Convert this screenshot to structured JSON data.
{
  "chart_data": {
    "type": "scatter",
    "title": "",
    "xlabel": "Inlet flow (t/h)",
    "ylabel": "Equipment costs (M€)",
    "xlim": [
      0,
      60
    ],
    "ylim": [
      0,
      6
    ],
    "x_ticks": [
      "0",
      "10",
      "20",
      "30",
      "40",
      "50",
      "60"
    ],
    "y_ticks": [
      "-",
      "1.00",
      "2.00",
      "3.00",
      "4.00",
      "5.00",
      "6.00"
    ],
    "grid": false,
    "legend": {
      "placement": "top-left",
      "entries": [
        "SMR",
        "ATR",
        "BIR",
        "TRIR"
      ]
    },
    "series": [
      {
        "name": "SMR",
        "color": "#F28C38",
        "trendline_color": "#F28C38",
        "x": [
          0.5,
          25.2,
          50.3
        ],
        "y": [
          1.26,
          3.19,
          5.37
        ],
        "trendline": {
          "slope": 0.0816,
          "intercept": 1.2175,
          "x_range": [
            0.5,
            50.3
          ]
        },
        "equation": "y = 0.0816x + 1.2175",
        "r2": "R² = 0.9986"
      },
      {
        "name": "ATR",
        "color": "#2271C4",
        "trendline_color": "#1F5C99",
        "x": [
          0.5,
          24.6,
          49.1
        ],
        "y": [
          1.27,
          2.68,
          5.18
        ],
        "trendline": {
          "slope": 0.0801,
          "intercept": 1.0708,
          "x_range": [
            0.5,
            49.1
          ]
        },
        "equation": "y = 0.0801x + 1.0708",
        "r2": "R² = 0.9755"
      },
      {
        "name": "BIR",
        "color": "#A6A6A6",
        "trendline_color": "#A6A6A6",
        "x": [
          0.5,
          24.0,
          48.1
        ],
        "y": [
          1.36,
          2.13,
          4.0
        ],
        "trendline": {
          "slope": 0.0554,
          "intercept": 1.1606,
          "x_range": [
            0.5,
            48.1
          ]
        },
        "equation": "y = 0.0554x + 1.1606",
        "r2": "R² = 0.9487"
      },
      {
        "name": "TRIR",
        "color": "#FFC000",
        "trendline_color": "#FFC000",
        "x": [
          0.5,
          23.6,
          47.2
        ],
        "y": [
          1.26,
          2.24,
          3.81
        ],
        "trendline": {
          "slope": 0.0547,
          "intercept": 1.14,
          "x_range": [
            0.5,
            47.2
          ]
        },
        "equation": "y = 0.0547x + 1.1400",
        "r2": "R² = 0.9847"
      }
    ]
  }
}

........

Scan the material for lines with the word "equation", and copy each line you find.

**ANSWER IN FULL:**
        "equation": "y = 0.0816x + 1.2175",
        "equation": "y = 0.0801x + 1.0708",
        "equation": "y = 0.0554x + 1.1606",
        "equation": "y = 0.0547x + 1.1400",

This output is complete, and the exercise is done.